====== Dataset entries
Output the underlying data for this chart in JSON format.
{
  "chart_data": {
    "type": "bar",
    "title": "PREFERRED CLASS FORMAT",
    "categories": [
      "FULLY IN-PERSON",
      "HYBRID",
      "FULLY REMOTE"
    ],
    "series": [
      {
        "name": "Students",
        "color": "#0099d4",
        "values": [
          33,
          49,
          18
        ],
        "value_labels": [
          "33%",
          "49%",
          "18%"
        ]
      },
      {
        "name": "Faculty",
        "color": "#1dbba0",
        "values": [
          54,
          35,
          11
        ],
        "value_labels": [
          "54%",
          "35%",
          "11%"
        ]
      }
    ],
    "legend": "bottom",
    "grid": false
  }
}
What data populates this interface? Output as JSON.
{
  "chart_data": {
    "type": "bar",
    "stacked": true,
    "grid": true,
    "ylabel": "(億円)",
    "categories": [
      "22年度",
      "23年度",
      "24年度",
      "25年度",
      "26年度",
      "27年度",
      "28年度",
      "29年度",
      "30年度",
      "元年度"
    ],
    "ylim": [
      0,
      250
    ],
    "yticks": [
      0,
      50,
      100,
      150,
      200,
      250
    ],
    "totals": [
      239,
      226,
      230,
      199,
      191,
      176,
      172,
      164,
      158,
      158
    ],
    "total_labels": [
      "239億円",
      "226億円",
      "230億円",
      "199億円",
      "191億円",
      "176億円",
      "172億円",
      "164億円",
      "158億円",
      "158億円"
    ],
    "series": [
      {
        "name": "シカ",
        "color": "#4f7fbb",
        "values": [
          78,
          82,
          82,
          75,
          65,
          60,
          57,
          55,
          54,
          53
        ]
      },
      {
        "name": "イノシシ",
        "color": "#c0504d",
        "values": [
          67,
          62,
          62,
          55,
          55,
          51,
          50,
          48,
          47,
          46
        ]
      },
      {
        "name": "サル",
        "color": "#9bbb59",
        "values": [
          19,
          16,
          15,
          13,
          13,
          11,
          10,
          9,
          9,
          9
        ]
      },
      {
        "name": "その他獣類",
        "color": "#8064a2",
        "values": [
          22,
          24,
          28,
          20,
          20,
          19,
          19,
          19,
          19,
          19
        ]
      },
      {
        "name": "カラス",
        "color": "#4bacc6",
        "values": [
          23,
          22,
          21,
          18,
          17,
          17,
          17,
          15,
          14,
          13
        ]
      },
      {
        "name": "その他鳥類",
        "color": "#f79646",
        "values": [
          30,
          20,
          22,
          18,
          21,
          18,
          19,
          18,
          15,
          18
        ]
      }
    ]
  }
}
============
**Written instruction**
Keep only the lines that hold the string "Output", and copy them out.

**Response**
Output the underlying data for this chart in JSON format.
What data populates this interface? Output as JSON.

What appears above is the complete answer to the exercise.